Для ОД-модели конфликта характерна презумпция, что эмпирической почвой (поводами) конфликтов может быть любая определенность общественной жизни. Это одновременно означает, что здесь сущность конфликта инвариантна подобным определенностям самим по себе и его смысл связывается не с предметным содержанием противодействия (т.е. не с тем, по поводу чего оно возникает и разворачивается), а с формой его регуляции. Важность феномена регуляции отмечается практически в любых теориях и моделях конфликта, и основное отличие ОД-мо­дели лишь в том, что с этим феноменом связывается сама сущность конфликтного взаимодействия, т.е. он рассматривается в качестве единственно значимого для самого существования конфликта, в отличие от конкретных форм и условий его проявления.

В результате регуляционные отношения вносятся в рамки самого социального противодействия и рассматриваются как отношения между компонентами базального социально-парадигматического уровня (плана) любого действия и компонентами противопоставляемого ему социально-синтагматического уровня (плана), выступающего в качестве плана реализационного, исполнительного. «Причина» же конфликта связывается с парадигматическим планом социального взаимодействия. Полагается, что парадигматическая конгруэнтность (совместимость) исходных действий сторон предопределяет характер взаимодействия. Наличие парадигматической целостности, объединяющего начала у двух «взаимопересекающихся» действий – синоним конструктивности, а ее отсутствие – деструктивности, т.е. конфликта.

Строки пространственной разметки

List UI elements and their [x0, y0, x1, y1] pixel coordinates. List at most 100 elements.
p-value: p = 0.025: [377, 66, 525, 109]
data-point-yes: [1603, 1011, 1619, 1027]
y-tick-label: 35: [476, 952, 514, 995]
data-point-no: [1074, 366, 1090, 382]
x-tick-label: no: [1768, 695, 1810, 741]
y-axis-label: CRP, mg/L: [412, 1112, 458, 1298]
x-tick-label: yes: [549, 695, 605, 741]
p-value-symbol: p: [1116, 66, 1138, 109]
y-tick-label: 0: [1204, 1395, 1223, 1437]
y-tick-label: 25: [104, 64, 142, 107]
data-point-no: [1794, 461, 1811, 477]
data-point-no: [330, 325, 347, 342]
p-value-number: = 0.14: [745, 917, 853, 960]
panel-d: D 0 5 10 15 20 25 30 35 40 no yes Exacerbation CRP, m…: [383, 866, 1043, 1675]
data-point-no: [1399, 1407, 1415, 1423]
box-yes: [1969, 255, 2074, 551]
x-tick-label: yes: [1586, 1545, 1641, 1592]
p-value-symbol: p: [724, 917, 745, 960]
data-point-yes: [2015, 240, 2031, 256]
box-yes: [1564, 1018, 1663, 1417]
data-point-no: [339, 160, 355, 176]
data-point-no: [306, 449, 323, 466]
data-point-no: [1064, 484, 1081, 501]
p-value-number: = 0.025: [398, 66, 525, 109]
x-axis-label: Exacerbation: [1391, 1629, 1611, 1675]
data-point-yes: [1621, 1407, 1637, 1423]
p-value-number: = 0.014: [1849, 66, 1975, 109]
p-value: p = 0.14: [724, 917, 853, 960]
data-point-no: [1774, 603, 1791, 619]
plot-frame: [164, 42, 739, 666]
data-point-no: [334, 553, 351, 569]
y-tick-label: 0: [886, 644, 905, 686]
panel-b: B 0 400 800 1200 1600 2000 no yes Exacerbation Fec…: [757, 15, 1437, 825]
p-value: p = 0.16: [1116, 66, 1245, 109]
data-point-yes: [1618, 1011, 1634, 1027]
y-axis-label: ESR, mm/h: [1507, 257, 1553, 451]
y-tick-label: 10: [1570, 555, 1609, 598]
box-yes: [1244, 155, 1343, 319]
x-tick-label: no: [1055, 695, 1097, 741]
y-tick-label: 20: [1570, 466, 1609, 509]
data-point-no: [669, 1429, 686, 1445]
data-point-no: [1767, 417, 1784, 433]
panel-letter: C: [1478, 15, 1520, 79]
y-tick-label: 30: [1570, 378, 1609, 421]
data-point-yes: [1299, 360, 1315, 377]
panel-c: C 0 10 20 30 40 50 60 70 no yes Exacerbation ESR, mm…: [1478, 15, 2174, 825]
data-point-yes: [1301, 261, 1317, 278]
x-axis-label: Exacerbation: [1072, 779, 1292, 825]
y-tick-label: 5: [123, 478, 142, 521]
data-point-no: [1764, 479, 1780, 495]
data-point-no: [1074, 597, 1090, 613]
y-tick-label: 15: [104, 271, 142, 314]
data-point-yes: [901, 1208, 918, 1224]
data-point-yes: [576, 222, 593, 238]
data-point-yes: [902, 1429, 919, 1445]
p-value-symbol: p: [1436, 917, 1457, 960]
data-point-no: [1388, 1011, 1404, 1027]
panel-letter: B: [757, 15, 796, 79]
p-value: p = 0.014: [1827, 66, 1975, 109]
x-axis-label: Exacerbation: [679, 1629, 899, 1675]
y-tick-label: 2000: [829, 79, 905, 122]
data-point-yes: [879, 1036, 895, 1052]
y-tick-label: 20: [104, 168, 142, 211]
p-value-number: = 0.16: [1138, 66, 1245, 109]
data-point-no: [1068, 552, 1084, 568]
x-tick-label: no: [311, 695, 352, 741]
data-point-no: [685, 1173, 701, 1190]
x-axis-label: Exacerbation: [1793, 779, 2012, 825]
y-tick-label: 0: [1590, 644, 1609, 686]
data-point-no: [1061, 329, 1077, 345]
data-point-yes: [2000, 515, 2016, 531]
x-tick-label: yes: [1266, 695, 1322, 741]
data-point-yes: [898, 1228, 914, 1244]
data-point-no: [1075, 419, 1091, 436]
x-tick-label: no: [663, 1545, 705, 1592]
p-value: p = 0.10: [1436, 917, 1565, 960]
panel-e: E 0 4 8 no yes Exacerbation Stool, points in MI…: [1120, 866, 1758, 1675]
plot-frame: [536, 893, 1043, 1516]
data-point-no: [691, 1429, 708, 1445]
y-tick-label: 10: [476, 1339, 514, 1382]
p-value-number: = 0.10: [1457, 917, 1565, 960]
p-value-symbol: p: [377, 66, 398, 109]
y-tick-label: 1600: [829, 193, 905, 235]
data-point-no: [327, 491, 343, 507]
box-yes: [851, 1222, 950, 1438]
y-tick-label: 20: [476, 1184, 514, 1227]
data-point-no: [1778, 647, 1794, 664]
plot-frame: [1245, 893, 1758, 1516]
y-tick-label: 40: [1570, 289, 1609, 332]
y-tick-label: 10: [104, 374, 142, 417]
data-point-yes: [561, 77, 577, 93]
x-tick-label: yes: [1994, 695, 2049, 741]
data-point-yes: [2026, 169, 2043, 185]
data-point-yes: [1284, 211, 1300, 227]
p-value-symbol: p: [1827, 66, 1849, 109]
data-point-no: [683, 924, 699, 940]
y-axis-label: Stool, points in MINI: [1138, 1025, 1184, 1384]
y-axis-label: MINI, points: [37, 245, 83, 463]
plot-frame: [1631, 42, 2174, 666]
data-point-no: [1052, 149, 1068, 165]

**Части упражнения**
[1] Ответьте по фрагменту об ОД-модели конфликта:
(a) С чем в ОД-модели связывается смысл конфликта: с предметным содержанием противодействия или с формой его регуляции?
(b) С каким планом социального взаимодействия связывается «причина» конфликта?
(c) Синонимом чего названо отсутствие парадигматической целостности?
[2] Подхватите фрагмент об ОД-модели конфликта и допишите продолжение, начиная после его последнего предложения.
Строки никак не связаны с фрагментом об ОД-модели конфликта.

**Результаты выполнения**
[1]
(a) С формой его регуляции.
(b) С парадигматическим планом.
(c) Деструктивности, т.е. конфликта.

[2]
Таким образом, в ОД-модели первичного конфликта, так же как и в других моделях, в основе конфликта лежит противоречие, но отнюдь не «всего чего угодно со всем чем угодно» (как иногда, по сути дела, эмпирически классифицируют «конфликты»), а только парадигматик совместного действия у сторон взаимодействия. Ибо именно соответствие (совпадение) парадигматик обеспечивает возможность того, чтобы стороны играли в одну и ту же «игру», находились в одном и том же пространстве взаимодействия. Что же касается противоречий между другими определенностями взаимодействующих сторон, то они выступают здесь лишь в качестве условий взаимодействия (т.е. условий в равной мере как конфликтных, так и бесконфликтных его форм)8.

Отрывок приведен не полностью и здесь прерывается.